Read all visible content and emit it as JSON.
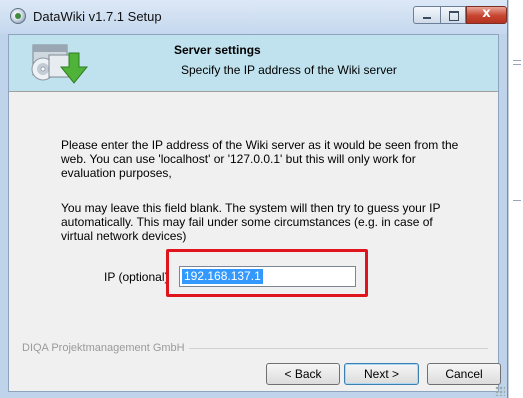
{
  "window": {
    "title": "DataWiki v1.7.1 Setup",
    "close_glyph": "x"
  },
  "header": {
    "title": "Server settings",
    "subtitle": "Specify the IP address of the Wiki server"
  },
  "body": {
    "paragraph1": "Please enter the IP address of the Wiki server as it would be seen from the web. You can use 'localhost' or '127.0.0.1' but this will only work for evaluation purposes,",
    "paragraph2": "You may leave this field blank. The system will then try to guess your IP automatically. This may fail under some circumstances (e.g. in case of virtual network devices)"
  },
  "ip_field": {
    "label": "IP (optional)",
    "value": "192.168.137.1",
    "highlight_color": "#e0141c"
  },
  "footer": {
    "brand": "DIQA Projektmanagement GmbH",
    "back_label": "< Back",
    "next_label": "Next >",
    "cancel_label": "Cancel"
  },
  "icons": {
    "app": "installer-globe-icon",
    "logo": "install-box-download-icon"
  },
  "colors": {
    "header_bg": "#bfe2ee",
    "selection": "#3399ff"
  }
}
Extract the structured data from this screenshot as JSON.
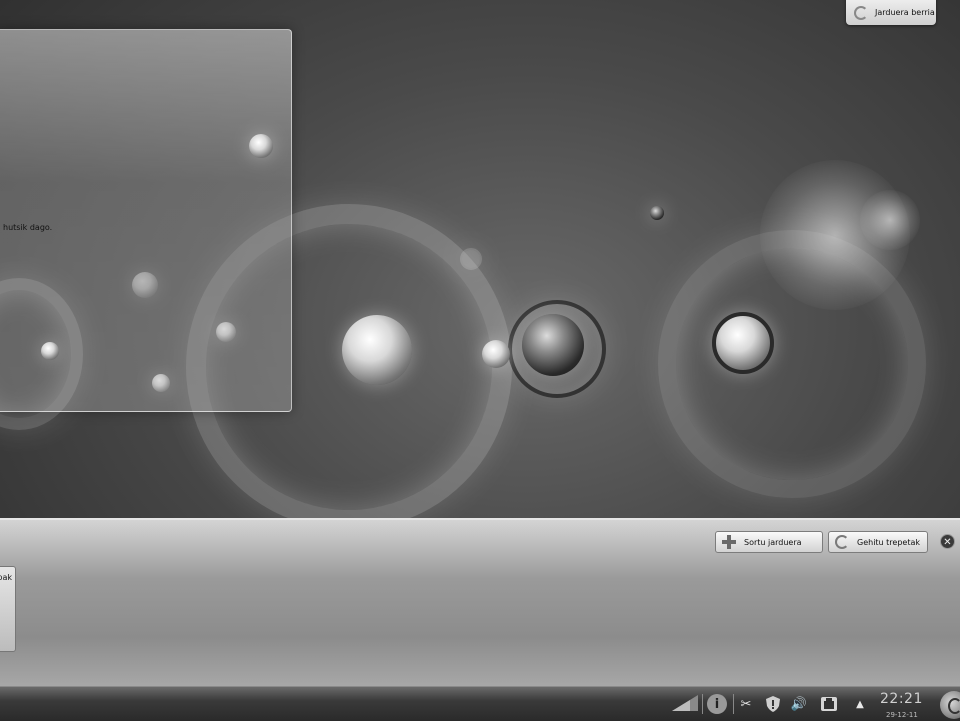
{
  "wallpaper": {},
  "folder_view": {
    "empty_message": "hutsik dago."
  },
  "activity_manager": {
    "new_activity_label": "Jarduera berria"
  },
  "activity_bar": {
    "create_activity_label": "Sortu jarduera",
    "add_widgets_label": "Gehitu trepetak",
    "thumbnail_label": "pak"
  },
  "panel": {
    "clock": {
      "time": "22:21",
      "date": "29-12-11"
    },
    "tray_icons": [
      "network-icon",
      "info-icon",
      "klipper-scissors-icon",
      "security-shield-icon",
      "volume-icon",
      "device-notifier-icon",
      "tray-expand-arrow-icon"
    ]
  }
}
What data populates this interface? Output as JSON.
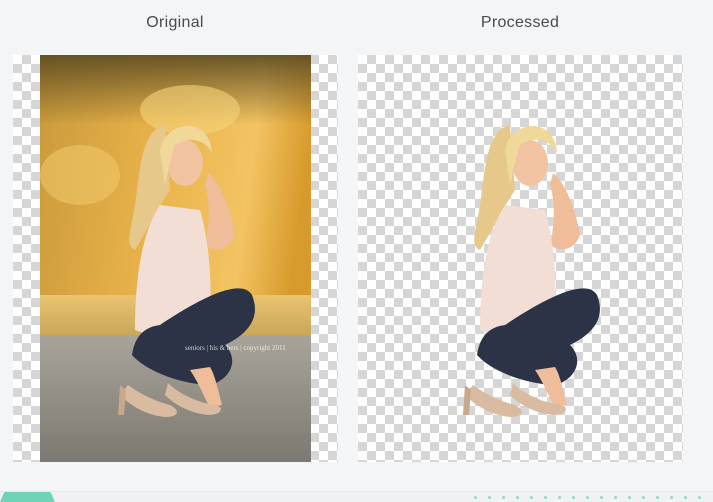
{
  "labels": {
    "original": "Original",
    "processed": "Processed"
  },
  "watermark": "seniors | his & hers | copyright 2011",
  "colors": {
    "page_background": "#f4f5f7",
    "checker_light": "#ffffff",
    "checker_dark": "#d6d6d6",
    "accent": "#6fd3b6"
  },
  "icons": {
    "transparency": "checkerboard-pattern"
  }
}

==

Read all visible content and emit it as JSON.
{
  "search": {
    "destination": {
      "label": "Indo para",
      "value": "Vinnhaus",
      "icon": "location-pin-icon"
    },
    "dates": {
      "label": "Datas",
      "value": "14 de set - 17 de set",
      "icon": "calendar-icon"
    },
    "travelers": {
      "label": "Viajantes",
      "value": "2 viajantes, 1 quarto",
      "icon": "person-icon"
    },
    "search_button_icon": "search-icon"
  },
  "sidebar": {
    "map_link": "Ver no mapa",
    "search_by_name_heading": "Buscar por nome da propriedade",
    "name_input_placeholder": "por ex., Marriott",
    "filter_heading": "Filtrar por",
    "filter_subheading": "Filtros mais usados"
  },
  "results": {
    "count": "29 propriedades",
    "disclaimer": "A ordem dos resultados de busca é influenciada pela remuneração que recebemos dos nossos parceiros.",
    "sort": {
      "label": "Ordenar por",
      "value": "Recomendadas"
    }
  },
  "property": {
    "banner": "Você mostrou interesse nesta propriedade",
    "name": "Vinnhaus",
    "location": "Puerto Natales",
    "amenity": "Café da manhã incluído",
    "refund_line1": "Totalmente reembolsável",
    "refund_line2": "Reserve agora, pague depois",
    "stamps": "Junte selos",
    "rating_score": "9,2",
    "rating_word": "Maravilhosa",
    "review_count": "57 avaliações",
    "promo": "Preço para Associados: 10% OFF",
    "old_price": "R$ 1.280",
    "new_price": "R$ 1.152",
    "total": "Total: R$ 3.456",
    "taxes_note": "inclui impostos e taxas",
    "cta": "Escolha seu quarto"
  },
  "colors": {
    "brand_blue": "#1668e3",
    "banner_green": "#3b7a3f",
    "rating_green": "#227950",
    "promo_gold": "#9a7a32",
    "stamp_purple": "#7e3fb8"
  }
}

EXERCISE REQUIREMENTS. Copy each line of the records containing the string "address".

ANSWER FOR THIS EXERCISE.
    "subtitle": "Specify the IP address of the Wiki server"
    "paragraph1": "Please enter the IP address of the Wiki server as it would be seen from the web. You can use 'localhost' or '127.0.0.1' but this will only work for evaluation purposes,",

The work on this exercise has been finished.